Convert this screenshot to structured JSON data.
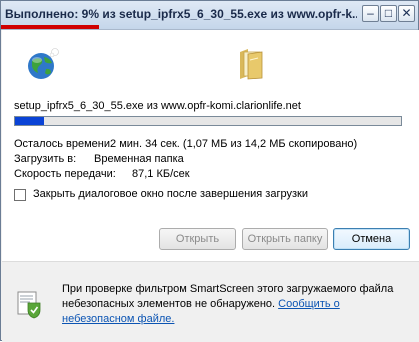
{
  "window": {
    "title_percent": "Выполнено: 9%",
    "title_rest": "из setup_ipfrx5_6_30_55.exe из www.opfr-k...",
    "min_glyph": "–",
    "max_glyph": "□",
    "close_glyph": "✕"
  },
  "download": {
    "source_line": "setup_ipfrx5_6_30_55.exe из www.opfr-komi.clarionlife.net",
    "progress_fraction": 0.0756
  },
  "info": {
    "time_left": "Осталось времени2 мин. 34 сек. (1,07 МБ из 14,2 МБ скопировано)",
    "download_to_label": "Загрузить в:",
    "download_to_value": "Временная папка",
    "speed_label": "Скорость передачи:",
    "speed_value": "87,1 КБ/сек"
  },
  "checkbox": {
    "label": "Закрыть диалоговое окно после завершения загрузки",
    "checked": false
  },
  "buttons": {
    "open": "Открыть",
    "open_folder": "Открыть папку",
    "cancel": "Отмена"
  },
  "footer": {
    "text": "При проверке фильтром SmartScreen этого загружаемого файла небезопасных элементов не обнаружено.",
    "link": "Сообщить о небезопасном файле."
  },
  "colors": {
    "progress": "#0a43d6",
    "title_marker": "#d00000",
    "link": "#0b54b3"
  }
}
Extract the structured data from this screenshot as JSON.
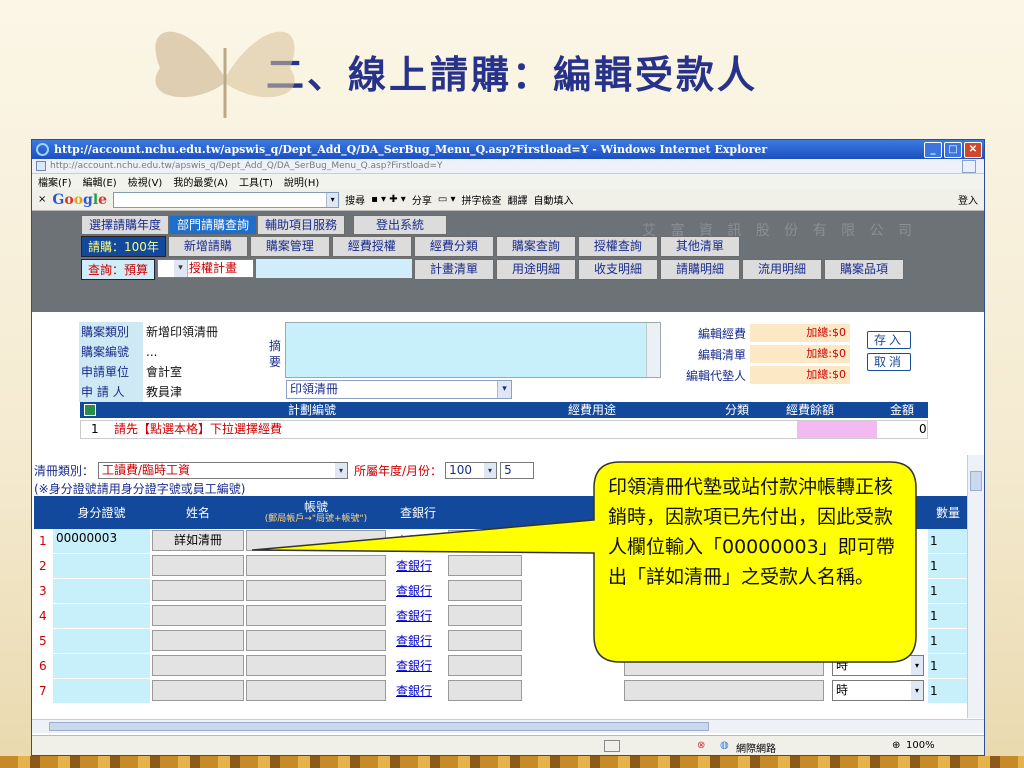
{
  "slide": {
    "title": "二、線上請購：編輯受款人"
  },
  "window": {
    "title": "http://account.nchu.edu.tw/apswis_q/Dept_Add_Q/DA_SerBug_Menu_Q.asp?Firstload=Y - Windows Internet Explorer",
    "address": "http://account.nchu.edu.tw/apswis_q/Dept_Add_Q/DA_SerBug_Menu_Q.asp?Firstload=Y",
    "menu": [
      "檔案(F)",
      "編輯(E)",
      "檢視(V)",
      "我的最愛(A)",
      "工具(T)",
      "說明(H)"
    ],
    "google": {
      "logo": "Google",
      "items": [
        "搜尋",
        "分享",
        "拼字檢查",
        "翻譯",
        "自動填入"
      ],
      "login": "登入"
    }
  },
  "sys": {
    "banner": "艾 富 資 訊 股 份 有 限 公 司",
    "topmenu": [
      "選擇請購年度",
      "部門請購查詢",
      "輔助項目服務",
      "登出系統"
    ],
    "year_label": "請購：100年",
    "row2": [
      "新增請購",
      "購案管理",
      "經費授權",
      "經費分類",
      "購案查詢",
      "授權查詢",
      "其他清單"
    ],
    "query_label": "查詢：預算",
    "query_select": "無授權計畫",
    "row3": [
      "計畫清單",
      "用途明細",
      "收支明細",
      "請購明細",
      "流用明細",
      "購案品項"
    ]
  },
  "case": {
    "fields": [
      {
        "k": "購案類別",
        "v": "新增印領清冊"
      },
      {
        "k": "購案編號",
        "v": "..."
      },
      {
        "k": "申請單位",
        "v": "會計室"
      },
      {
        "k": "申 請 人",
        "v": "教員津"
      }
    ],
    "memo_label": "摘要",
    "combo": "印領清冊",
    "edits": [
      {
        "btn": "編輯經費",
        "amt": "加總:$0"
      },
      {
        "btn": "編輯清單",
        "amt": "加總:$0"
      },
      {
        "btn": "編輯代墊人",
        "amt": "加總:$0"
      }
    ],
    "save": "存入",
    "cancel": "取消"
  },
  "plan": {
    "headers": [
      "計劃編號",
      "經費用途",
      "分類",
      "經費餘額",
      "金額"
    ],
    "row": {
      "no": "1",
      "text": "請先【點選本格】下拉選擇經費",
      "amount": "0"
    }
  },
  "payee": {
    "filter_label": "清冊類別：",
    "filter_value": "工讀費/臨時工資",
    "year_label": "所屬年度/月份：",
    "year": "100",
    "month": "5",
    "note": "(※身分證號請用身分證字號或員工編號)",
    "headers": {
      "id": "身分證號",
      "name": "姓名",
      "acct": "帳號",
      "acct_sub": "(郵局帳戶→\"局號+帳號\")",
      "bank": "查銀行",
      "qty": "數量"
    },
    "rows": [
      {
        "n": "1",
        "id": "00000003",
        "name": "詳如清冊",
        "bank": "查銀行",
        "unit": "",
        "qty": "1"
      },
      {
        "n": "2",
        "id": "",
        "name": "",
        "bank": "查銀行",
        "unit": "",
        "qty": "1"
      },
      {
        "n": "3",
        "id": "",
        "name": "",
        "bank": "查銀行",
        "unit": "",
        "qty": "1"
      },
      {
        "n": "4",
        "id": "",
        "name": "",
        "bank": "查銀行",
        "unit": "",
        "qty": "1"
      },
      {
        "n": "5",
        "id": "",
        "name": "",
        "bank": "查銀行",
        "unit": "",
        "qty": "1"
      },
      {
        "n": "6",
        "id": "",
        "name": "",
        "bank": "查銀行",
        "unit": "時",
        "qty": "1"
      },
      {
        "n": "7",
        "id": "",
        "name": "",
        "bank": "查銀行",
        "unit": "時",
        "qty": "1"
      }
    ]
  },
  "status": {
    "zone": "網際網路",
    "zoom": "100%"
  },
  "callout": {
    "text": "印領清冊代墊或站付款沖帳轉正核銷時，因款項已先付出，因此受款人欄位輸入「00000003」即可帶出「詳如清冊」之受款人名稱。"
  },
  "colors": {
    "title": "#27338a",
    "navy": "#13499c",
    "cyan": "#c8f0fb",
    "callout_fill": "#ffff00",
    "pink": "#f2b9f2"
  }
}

• WHAT THIS TASK INVOLVES: Copy all lines from the material that hold "screenshot".

• EXERCISE RESPONSE:
Convert this screenshot to structured JSON data.
Extract the structured data from this screenshot as JSON.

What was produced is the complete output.